--- begin ---

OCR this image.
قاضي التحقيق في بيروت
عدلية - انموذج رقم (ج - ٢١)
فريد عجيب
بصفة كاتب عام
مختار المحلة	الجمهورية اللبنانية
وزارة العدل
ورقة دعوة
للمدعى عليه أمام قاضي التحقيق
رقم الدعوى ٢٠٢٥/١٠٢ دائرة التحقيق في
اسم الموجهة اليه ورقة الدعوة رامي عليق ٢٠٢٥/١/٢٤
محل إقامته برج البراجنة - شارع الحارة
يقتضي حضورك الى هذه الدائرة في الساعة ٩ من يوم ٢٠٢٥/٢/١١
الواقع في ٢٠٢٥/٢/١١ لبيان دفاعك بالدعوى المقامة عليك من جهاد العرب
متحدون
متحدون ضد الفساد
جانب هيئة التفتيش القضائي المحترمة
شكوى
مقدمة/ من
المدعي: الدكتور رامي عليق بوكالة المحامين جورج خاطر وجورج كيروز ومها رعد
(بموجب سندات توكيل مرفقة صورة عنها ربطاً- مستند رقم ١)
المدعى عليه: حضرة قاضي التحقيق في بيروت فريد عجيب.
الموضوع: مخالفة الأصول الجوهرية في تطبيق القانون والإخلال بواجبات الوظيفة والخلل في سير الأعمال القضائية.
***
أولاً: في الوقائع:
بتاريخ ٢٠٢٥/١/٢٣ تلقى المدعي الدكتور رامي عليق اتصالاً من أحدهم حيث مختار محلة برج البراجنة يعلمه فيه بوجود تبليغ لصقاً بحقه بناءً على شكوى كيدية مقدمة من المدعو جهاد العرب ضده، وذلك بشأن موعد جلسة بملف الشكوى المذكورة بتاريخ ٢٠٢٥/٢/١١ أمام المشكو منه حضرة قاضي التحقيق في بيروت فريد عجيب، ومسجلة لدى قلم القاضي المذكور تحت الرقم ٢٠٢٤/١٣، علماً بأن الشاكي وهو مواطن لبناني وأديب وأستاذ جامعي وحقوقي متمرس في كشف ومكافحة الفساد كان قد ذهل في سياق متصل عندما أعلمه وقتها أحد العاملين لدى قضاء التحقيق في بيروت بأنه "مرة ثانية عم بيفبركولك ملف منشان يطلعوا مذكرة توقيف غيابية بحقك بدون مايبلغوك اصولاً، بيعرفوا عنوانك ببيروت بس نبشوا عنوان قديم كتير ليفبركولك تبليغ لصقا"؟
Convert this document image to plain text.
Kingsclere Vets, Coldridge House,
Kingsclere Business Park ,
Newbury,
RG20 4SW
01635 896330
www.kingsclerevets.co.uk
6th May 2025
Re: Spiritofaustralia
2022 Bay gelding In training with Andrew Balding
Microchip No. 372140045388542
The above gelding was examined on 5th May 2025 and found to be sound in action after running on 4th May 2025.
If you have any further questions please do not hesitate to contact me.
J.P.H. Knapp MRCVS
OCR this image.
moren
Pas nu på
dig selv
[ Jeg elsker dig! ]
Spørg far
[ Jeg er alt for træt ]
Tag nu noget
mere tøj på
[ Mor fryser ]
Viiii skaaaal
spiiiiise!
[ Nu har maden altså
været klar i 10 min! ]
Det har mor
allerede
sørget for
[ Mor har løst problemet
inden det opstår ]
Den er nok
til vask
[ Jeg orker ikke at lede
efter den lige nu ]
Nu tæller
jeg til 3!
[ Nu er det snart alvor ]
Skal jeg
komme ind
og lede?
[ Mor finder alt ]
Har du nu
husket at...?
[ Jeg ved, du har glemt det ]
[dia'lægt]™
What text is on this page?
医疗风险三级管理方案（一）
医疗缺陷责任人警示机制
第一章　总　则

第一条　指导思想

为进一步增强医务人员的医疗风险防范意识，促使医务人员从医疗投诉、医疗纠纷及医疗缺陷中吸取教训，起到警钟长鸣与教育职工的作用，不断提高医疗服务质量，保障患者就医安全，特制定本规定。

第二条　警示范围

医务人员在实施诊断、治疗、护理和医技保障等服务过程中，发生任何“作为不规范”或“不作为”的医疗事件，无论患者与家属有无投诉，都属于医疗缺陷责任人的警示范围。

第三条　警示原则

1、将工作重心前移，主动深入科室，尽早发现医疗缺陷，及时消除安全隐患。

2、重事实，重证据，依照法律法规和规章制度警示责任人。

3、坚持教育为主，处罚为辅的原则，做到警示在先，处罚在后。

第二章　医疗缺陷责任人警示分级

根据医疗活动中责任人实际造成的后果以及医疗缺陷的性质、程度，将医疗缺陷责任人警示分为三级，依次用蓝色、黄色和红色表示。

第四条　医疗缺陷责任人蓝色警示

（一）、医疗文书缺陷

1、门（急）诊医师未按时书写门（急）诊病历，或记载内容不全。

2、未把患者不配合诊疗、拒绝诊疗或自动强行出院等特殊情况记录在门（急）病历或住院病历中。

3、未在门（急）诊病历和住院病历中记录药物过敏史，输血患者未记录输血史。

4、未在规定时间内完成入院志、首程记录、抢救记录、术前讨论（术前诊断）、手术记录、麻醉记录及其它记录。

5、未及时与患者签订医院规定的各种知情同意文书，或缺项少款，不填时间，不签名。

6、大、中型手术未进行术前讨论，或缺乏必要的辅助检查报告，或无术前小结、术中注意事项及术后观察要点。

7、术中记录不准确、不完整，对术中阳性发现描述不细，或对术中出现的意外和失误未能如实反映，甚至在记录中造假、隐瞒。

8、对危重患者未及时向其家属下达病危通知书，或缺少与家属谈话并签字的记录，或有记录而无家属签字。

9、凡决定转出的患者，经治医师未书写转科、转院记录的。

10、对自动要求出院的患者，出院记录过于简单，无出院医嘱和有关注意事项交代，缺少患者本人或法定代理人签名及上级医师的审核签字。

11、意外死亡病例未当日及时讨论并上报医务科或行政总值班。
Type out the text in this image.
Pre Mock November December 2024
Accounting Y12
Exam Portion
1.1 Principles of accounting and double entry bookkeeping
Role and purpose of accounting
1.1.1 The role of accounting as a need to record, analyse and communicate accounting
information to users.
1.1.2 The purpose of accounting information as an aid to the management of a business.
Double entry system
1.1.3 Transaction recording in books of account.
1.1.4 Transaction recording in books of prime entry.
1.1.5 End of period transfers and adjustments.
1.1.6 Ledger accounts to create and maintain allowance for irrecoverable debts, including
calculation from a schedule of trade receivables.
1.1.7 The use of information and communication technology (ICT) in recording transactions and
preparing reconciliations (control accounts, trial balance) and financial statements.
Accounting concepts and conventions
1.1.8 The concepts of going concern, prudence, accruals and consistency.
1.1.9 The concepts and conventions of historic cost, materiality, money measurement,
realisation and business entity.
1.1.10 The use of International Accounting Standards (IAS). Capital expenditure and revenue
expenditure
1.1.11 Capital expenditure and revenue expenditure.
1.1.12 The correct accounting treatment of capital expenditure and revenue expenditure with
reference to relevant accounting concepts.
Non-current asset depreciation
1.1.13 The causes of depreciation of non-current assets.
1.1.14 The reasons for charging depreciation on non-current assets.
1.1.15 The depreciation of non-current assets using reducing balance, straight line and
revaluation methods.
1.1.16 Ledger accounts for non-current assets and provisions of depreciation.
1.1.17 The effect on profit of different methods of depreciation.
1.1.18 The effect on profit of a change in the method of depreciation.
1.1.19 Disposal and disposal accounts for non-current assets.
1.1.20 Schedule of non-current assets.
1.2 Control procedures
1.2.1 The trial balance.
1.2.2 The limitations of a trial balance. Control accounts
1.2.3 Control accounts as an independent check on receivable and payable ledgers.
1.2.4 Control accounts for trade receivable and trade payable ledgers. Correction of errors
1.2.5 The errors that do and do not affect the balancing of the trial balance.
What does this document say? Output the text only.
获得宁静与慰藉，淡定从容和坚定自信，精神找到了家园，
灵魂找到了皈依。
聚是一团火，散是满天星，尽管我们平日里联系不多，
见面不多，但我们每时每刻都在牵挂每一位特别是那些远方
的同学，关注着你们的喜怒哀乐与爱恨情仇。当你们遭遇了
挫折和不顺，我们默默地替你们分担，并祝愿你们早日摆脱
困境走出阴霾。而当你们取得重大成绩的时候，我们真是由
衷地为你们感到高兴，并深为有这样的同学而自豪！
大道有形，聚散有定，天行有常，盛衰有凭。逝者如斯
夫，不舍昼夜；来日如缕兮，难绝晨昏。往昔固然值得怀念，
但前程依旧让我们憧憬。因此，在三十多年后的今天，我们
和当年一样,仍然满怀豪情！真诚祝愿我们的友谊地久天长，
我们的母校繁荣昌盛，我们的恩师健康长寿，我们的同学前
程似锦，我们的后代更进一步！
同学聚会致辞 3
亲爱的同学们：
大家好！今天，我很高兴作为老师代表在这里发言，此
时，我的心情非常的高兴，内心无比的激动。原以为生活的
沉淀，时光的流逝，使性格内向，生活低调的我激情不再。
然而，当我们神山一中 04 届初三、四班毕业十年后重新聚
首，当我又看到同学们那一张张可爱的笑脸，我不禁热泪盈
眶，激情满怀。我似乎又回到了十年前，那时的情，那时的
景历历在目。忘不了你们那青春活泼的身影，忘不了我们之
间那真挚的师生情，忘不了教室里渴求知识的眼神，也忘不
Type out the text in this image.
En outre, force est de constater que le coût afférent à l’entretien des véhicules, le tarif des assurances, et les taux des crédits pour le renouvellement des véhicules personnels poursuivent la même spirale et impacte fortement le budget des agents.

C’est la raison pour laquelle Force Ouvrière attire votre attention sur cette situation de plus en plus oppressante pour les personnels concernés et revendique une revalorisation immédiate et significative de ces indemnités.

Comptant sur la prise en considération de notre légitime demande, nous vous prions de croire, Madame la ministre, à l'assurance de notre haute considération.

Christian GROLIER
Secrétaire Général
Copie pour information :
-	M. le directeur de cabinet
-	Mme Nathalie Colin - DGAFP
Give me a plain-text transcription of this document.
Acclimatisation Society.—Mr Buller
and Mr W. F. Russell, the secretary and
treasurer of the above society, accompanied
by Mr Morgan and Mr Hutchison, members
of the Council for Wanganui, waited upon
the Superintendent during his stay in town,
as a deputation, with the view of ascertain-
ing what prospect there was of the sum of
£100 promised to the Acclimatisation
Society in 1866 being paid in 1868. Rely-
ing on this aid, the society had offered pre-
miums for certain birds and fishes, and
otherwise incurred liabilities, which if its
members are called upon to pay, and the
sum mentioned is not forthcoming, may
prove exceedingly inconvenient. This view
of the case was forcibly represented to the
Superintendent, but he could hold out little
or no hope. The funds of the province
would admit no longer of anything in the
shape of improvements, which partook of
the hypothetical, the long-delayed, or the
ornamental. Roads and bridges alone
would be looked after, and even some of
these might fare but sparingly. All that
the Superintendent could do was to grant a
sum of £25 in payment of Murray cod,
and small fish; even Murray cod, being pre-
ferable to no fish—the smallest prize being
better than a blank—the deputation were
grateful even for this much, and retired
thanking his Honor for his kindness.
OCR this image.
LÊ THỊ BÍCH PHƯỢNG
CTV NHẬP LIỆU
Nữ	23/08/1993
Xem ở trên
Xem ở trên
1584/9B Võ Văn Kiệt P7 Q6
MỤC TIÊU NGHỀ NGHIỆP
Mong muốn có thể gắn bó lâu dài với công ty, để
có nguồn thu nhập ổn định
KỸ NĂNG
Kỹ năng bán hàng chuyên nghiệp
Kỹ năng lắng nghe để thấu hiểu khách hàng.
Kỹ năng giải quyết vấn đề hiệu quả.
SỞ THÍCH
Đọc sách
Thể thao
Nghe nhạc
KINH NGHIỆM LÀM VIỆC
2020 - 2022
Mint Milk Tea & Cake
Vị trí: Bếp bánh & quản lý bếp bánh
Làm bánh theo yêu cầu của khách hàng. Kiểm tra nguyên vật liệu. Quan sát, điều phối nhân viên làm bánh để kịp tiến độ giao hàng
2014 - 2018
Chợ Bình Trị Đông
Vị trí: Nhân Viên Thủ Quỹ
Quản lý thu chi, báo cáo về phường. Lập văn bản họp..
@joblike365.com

--- end ---

REQUIREMENT: Your task is to list each line of the records with the word "expenditure".

THE SOLUTION:
1.1.10 The use of International Accounting Standards (IAS). Capital expenditure and revenue
expenditure
1.1.11 Capital expenditure and revenue expenditure.
1.1.12 The correct accounting treatment of capital expenditure and revenue expenditure with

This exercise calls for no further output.